Corriere del Mezzogiorno (Campania)
Avvocati in fuga dalla professione
Spese e tasse troppo alte, onorari difficili da riscuotere. L’Ordine si batte per «l’equo compenso»
NAPOLI C’è chi prova ad aggrapparsi con tutte le forze alla professione riducendo al minimo le spese e tagliando, innanzitutto, il numero di praticanti e collaboratori. Se non basta allora divide le spese dello studio con un altro collega. Chi, infine, non riesce a far quadrare i conti e trasferisce lo studio nella propria abitazione. Ma quando a fine mese arriva il conto e non si riescono a riscuotere i crediti verso gli enti pubblici o i clienti, si è costretti a mollare.
Molti avvocati del distretto di Napoli alzano bandiera bianca e scappano dalla professione. In un solo anno sono quasi 1.000 le richieste di cancellazione dall’iscrizione all’Albo professionale, mentre sono 400 le richieste di autosospensione: restano iscritti all’ordine professionale ma non hanno l’onere di pagare le spese.
Il problema è molto semplice: troppi i professionisti abilitati e poche le cause da discutere. Ecco il quadro a tinte fosche di quello che accade al Palazzo di Giustizia di Napoli dove ci sono quasi 13mila avvocati. Tre le problematiche maggiori che incidono su un professionista: innanzitutto le spese per la Cassa forense che si aggirano attorno ai 2.500 euro l’anno per i redditi minimi, fino a salire a cifre iperboliche per chi fattura oltre una certa soglia. Il secondo problema è rappresentato dalle spese per la gestione dello studio: affitto al mese, segretari, praticanti e collaboratori. Terzo problema sono le aliquote per le fatturazioni: il 22 per cento a cui va ad aggiungersi il 4 per cento per la pensione. Somme che pesano nella dichiarazione dei redditi a fine anno.

DATI:
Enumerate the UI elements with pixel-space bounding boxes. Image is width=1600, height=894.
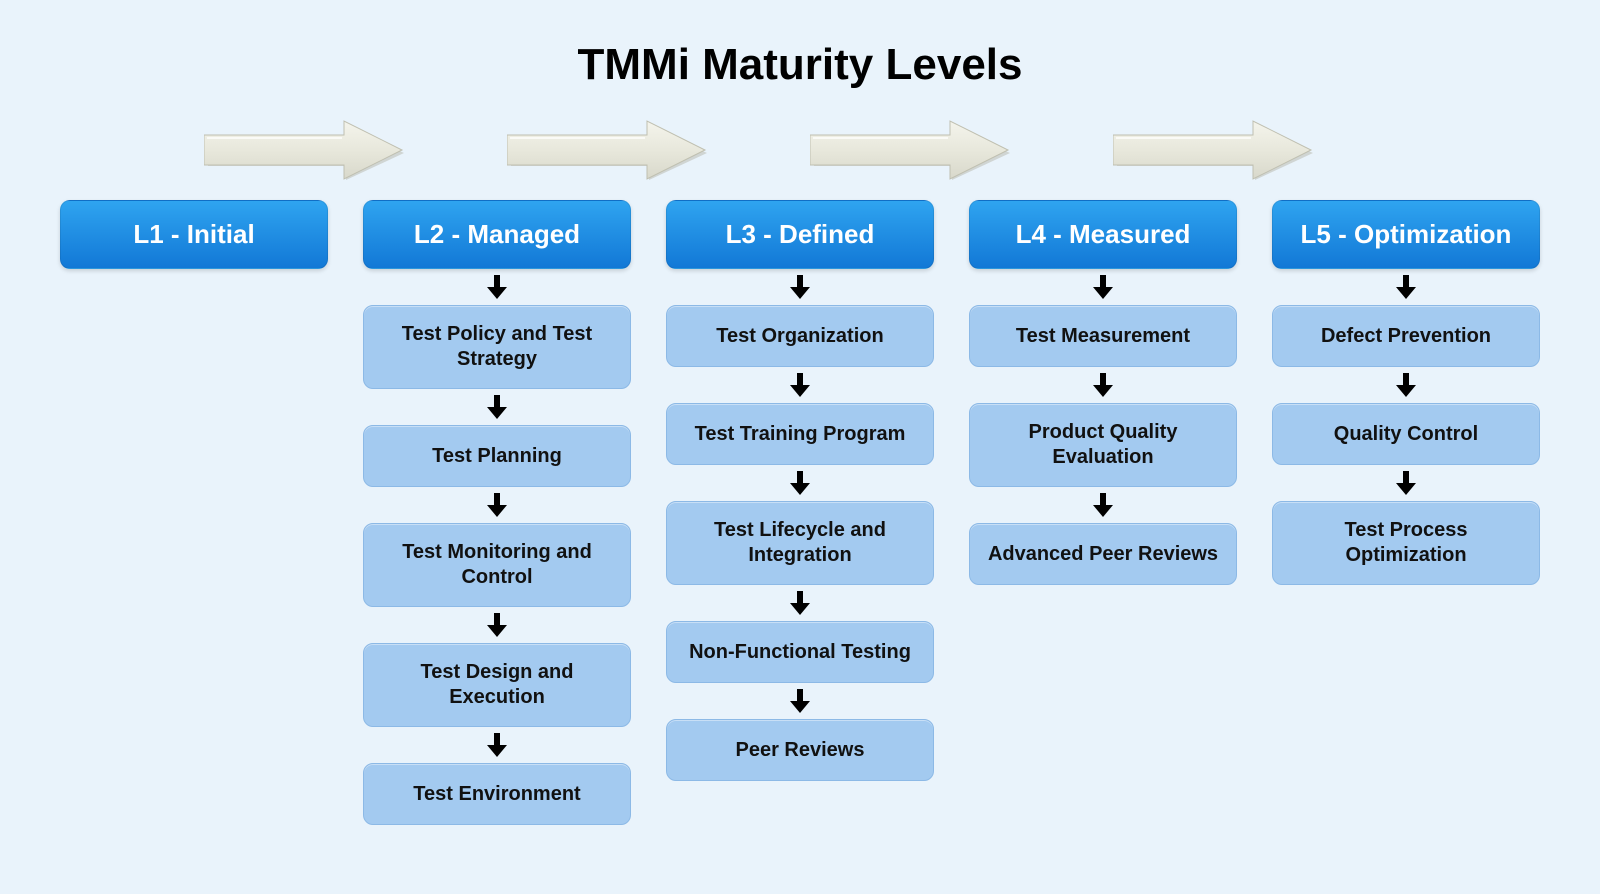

ESERCIZIO PROPOSTO A:
Ricopia dall'articolo sugli avvocati napoletani il passo compreso tra "NAPOLI C’è chi" e "costretti a mollare.", estremi inclusi.
ESERCIZIO PROPOSTO B:
Rispondi a queste domande in base all'articolo sugli avvocati napoletani:
(i) Quante richieste di cancellazione dall'Albo professionale ci sono state in un solo anno?
(ii) Quanti avvocati ci sono al Palazzo di Giustizia di Napoli?
(iii) A quanto ammontano all'anno le spese per la Cassa forense per i redditi minimi?
ESERCIZIO PROPOSTO C:
Riprendi l'articolo sugli avvocati napoletani e continualo dopo l'ultima frase riportata.

RISPOSTA A:
NAPOLI C’è chi prova ad aggrapparsi con tutte le forze alla professione riducendo al minimo le spese e tagliando, innanzitutto, il numero di praticanti e collaboratori. Se non basta allora divide le spese dello studio con un altro collega. Chi, infine, non riesce a far quadrare i conti e trasferisce lo studio nella propria abitazione. Ma quando a fine mese arriva il conto e non si riescono a riscuotere i crediti verso gli enti pubblici o i clienti, si è costretti a mollare.

RISPOSTA B:
(i) Quasi 1.000.
(ii) Quasi 13mila.
(iii) Circa 2.500 euro.

RISPOSTA C:
Ecco il motivo per il quale c’è una controtendenza rispetto agli anni passati con un aumento di revoche dell’iscrizione. «È tramontata un’epoca. Quella dei grandi studi legali che accoglievano i giovani e ne facevano grandi avvocati. Gli stessi che nel corso di decenni hanno fatto la storia del distretto di Napoli. Questo non vuol dire però che non si possa intervenire, ma bisogna farlo in fretta e innanzitutto agire sui criteri di accesso alla professione».
Attilio Belloni, presidente della Camera penale di Napoli, una delle più grandi d’Italia, non ha dubbi: «La fuga da questo mestiere è il segnale di una crisi che attanaglia il nostro paese e in particolare la nostra città e questo distretto». La Camera penale di Napoli, però, ultimamente ha firmato un protocollo d’intesa proprio per la rideterminazione delle tariffe minime. «Vogliamo assumere un ruolo di punto di riferimento per i giovani avvocati che ne hanno bisogno, vogliamo offrire loro assistenza, consigli, atti concreti», conclude Belloni. Per Francesco Caia, componente del Consiglio nazionale dell’Ordine degli avvocati, il problema è legato non solo al numero vorticoso di iscritti ma alla circostanza che «gli avvocati sono i professionisti peggio pagati».
Ecco perché l’Ordine ha «firmato una mozione, che è diventata disegno di legge al Parlamento, sull’equo compenso. E in particolare sui limiti alle contrattazioni al ribasso che esistono tra avvocati ed enti pubblici: contrattazioni che ledono la dignità del nostro mestiere». Di diverso avviso Gianfranco Mallardo, componente del Consiglio dell’Ordine del distretto di Napoli: «Non c’è una fuga dal mestiere ma una scarsa qualità del lavoro, dovuta essenzialmente alla impossibilità per un avvocato di potersi aggiornare a causa della scarsità di mezzi economici a disposizione. Questo lavoro sta diventando un ammortizzatore sociale per chi non ha successo e possibilità in altri settori».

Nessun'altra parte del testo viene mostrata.